* Given task *
The listing below should be copied in full, word for word.

───── Task input

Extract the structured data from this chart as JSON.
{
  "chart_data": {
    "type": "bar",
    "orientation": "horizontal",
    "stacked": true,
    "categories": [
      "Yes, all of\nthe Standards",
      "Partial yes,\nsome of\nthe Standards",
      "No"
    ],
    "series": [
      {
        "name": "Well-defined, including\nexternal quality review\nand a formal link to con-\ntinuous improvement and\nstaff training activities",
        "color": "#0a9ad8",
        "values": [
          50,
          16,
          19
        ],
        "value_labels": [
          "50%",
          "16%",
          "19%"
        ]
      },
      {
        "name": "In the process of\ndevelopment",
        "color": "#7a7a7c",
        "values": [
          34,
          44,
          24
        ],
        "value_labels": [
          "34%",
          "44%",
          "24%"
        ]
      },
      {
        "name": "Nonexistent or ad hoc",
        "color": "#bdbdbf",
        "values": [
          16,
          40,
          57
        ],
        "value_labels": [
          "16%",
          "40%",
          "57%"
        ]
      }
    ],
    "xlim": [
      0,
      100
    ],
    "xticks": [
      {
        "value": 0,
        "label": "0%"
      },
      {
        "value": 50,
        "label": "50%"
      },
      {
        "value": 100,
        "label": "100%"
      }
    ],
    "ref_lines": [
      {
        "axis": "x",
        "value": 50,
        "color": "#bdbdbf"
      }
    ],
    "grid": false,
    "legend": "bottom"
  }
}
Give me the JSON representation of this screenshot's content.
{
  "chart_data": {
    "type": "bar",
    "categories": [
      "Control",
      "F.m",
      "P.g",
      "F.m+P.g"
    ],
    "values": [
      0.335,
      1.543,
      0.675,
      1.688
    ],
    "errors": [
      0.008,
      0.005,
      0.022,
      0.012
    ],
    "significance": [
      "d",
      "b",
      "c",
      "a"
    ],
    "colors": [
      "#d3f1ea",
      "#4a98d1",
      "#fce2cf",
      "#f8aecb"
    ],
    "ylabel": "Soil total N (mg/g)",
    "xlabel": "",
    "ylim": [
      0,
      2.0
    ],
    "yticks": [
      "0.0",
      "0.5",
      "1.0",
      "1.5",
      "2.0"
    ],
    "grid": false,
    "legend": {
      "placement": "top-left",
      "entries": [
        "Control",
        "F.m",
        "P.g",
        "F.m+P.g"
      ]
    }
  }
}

──────────

* Worked answer *
Extract the structured data from this chart as JSON.
{
  "chart_data": {
    "type": "bar",
    "orientation": "horizontal",
    "stacked": true,
    "categories": [
      "Yes, all of\nthe Standards",
      "Partial yes,\nsome of\nthe Standards",
      "No"
    ],
    "series": [
      {
        "name": "Well-defined, including\nexternal quality review\nand a formal link to con-\ntinuous improvement and\nstaff training activities",
        "color": "#0a9ad8",
        "values": [
          50,
          16,
          19
        ],
        "value_labels": [
          "50%",
          "16%",
          "19%"
        ]
      },
      {
        "name": "In the process of\ndevelopment",
        "color": "#7a7a7c",
        "values": [
          34,
          44,
          24
        ],
        "value_labels": [
          "34%",
          "44%",
          "24%"
        ]
      },
      {
        "name": "Nonexistent or ad hoc",
        "color": "#bdbdbf",
        "values": [
          16,
          40,
          57
        ],
        "value_labels": [
          "16%",
          "40%",
          "57%"
        ]
      }
    ],
    "xlim": [
      0,
      100
    ],
    "xticks": [
      {
        "value": 0,
        "label": "0%"
      },
      {
        "value": 50,
        "label": "50%"
      },
      {
        "value": 100,
        "label": "100%"
      }
    ],
    "ref_lines": [
      {
        "axis": "x",
        "value": 50,
        "color": "#bdbdbf"
      }
    ],
    "grid": false,
    "legend": "bottom"
  }
}
Give me the JSON representation of this screenshot's content.
{
  "chart_data": {
    "type": "bar",
    "categories": [
      "Control",
      "F.m",
      "P.g",
      "F.m+P.g"
    ],
    "values": [
      0.335,
      1.543,
      0.675,
      1.688
    ],
    "errors": [
      0.008,
      0.005,
      0.022,
      0.012
    ],
    "significance": [
      "d",
      "b",
      "c",
      "a"
    ],
    "colors": [
      "#d3f1ea",
      "#4a98d1",
      "#fce2cf",
      "#f8aecb"
    ],
    "ylabel": "Soil total N (mg/g)",
    "xlabel": "",
    "ylim": [
      0,
      2.0
    ],
    "yticks": [
      "0.0",
      "0.5",
      "1.0",
      "1.5",
      "2.0"
    ],
    "grid": false,
    "legend": {
      "placement": "top-left",
      "entries": [
        "Control",
        "F.m",
        "P.g",
        "F.m+P.g"
      ]
    }
  }
}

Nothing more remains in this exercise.